+++ Selected excerpt

I want to obtain the maximum likelihood parameters (MLE) for a cumulative normal curve fitted to some proportion data by direct minimization of the negative log likelihood (without using glm). For some initial values introduced to optim() there is not problem:
x <- c(-0.250, -0.056, 0.137, 0.331, 0.525, 0.719, 0.912, 1.100, 1.300)
k <- c(0, 0, 5, 11, 12, 12, 12, 12, 12)
n <- c(12, 12, 12, 12, 12, 12, 12, 12, 12)
nll <- function(p) {
phi <- pnorm(x, p[1], p[2])
-sum(k * log(phi) + (n - k) * log(1 - phi))
}
para<- optim(c(0.5, 0.1), nll)$par
xseq <- seq(-.5, 1.5, len = 100)
yseq <- pnorm(xseq, para[1],para[2])
curve <- data.frame(xseq, yseq)
dat <- data.frame(x, k, n)
library(ggplot2)
ggplot(dat,aes(x = x, y = k / n)) +
geom_point()+
geom_line(data = curve, aes(x = xseq, y = yseq))

++++++

== Task ==
Copy out the post above on fitting a cumulative normal curve by maximum likelihood, in full and with nothing changed.

+++ Entries shown

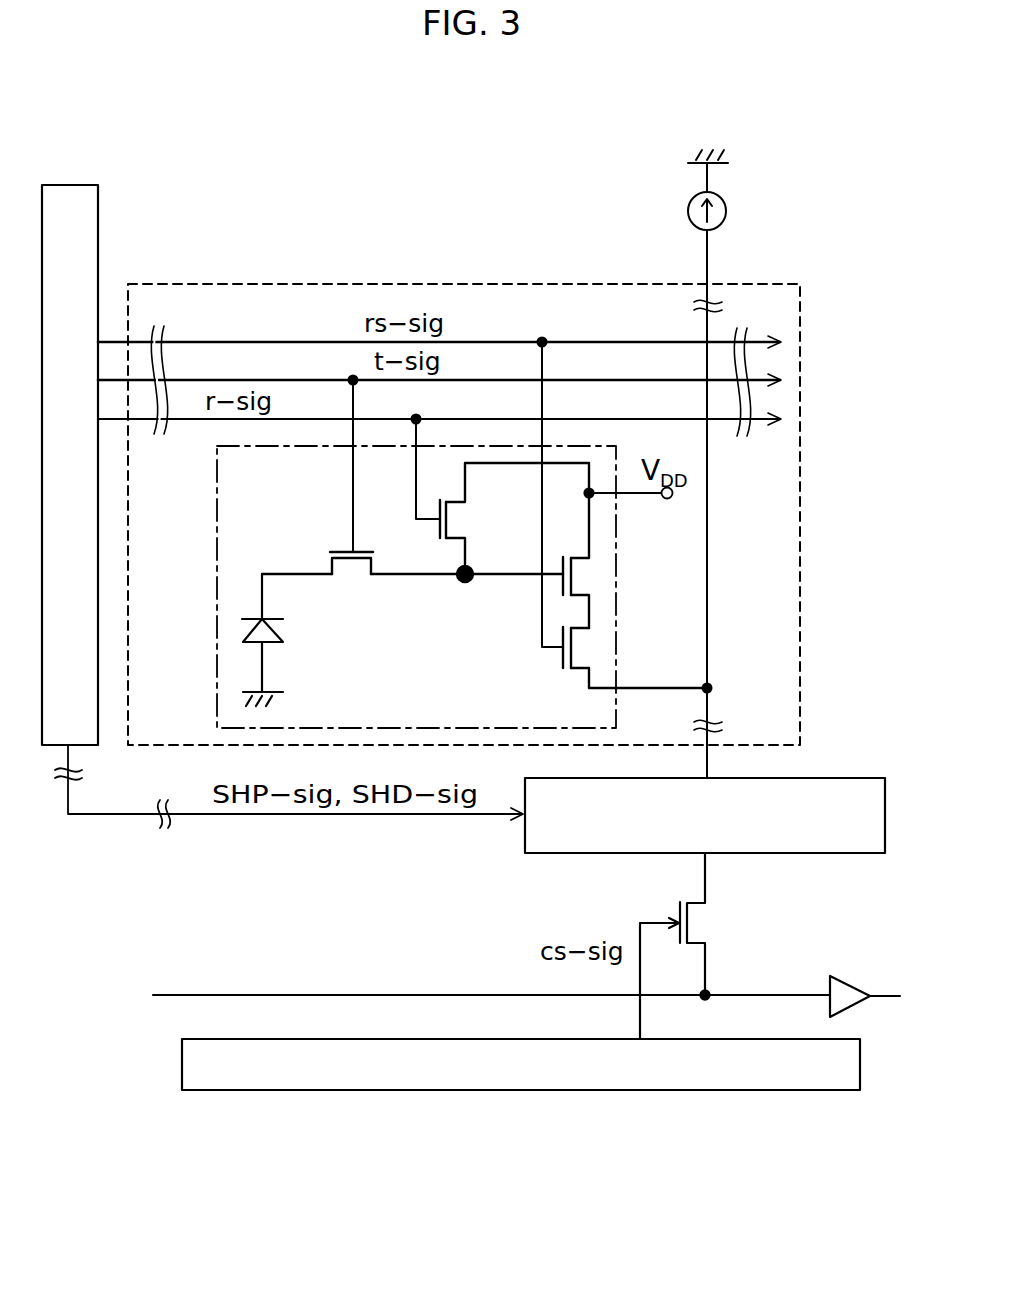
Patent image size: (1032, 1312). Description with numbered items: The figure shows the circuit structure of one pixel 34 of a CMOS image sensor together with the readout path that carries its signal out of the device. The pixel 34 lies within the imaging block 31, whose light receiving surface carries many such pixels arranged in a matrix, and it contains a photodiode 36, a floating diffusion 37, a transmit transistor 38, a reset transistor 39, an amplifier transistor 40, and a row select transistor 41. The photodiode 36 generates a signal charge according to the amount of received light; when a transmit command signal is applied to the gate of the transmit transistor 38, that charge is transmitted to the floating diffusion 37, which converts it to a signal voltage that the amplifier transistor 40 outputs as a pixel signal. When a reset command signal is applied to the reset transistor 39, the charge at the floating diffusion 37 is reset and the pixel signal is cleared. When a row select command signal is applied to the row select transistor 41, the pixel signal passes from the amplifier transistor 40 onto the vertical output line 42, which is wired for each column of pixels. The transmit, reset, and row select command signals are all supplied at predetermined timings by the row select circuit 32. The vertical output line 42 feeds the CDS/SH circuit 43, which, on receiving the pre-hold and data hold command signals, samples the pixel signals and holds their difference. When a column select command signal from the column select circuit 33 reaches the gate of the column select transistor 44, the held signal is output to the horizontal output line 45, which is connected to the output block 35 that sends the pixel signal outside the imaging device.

The imaging block 31 is at (800, 492).
The row select circuit 32 is at (98, 228).
The column select circuit 33 is at (521, 1090).
The pixel 34 is at (216, 553).
The output block 35 is at (853, 985).
The photodiode 36 is at (263, 660).
The floating diffusion 37 is at (463, 584).
The transmit transistor 38 is at (352, 580).
The reset transistor 39 is at (448, 520).
The amplifier transistor 40 is at (591, 575).
The row select transistor 41 is at (591, 647).
The vertical output line 42 is at (709, 530).
The CDS/SH circuit 43 is at (846, 778).
The column select transistor 44 is at (707, 923).
The horizontal output line 45 is at (401, 993).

++++++

== Expected answer ==
I want to obtain the maximum likelihood parameters (MLE) for a cumulative normal curve fitted to some proportion data by direct minimization of the negative log likelihood (without using glm). For some initial values introduced to optim() there is not problem:
x <- c(-0.250, -0.056, 0.137, 0.331, 0.525, 0.719, 0.912, 1.100, 1.300)
k <- c(0, 0, 5, 11, 12, 12, 12, 12, 12)
n <- c(12, 12, 12, 12, 12, 12, 12, 12, 12)
nll <- function(p) {
phi <- pnorm(x, p[1], p[2])
-sum(k * log(phi) + (n - k) * log(1 - phi))
}
para<- optim(c(0.5, 0.1), nll)$par
xseq <- seq(-.5, 1.5, len = 100)
yseq <- pnorm(xseq, para[1],para[2])
curve <- data.frame(xseq, yseq)
dat <- data.frame(x, k, n)
library(ggplot2)
ggplot(dat,aes(x = x, y = k / n)) +
geom_point()+
geom_line(data = curve, aes(x = xseq, y = yseq))